## THE EXERCISE
Every line that includes the word "this" is to be listed.
start INFORMATION GIVEN
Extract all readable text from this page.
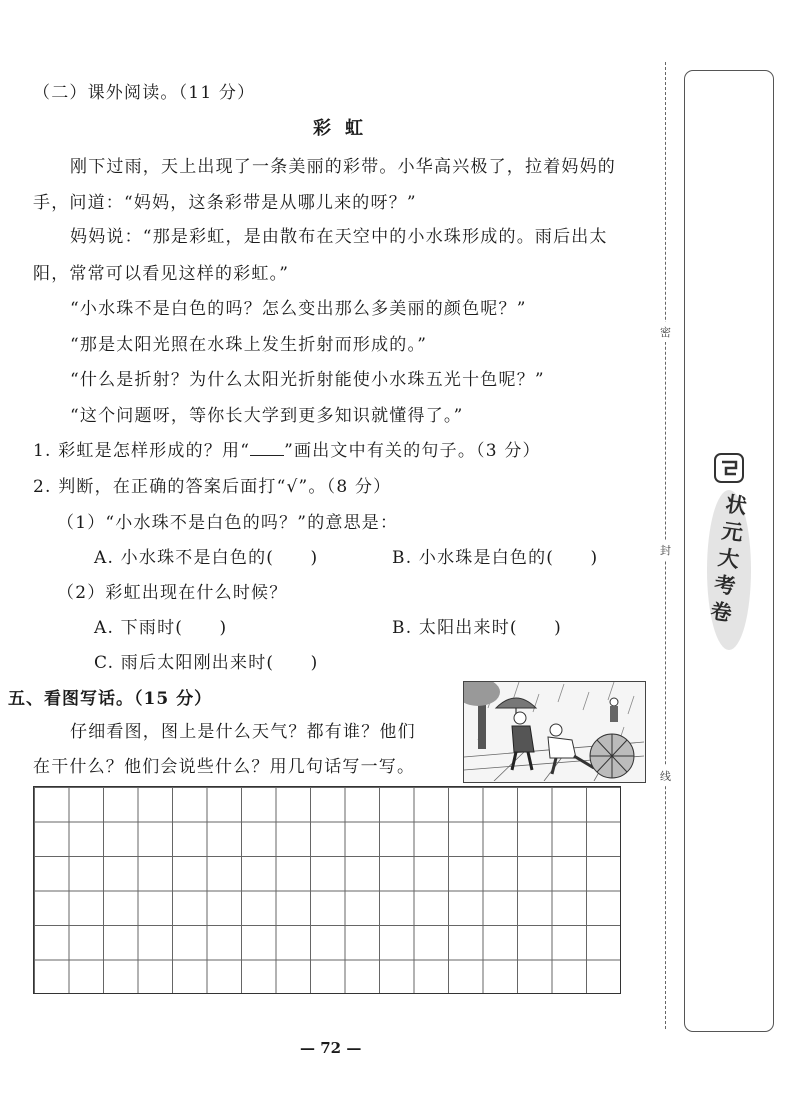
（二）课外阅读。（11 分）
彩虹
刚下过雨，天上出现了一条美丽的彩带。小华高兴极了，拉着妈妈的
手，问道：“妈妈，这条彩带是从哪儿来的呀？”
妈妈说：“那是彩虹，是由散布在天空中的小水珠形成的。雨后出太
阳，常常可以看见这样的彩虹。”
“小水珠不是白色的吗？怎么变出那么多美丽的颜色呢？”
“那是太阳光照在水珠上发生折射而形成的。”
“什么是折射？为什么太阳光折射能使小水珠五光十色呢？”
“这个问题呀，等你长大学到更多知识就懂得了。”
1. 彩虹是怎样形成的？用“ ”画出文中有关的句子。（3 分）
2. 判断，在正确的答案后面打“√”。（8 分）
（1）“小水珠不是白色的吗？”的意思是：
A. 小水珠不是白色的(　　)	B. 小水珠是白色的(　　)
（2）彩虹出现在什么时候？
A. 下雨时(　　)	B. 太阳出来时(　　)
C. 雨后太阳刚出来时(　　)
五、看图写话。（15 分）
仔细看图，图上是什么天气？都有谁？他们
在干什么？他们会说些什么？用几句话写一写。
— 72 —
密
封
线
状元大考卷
end INFORMATION GIVEN
start INFORMATION GIVEN
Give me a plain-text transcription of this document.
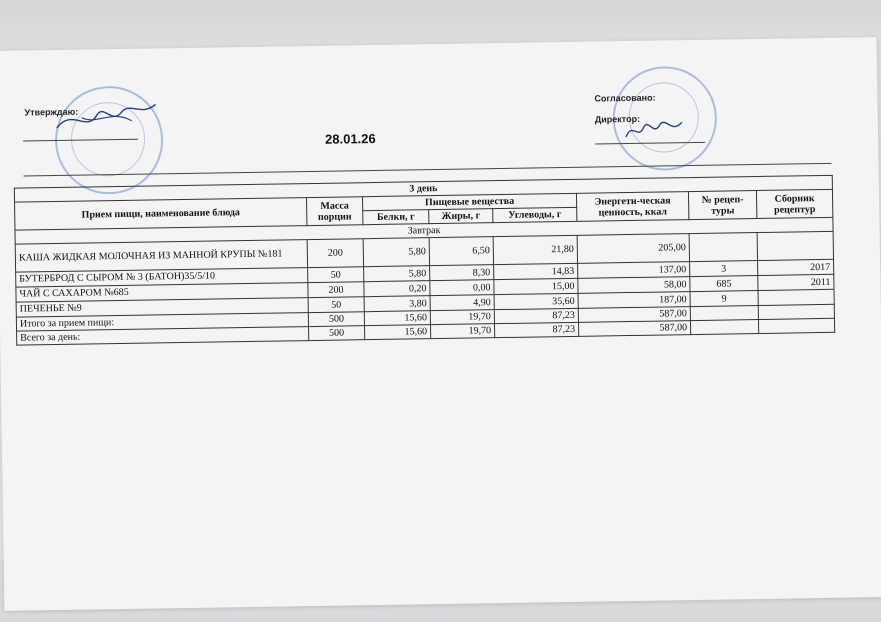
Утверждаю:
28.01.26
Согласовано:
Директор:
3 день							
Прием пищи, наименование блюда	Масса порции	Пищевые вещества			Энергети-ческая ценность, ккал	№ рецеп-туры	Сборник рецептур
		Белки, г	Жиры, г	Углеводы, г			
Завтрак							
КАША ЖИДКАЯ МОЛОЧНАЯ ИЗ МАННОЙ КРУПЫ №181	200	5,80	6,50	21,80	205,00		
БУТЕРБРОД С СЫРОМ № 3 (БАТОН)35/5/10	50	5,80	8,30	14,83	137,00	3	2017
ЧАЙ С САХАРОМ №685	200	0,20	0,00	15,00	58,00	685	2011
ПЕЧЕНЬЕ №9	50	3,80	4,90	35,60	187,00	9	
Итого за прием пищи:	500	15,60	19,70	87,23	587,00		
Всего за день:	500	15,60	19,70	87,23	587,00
end INFORMATION GIVEN
## RESPONSE BELOW
Extract all readable text from this page.
Give me a plain-text transcription of this document.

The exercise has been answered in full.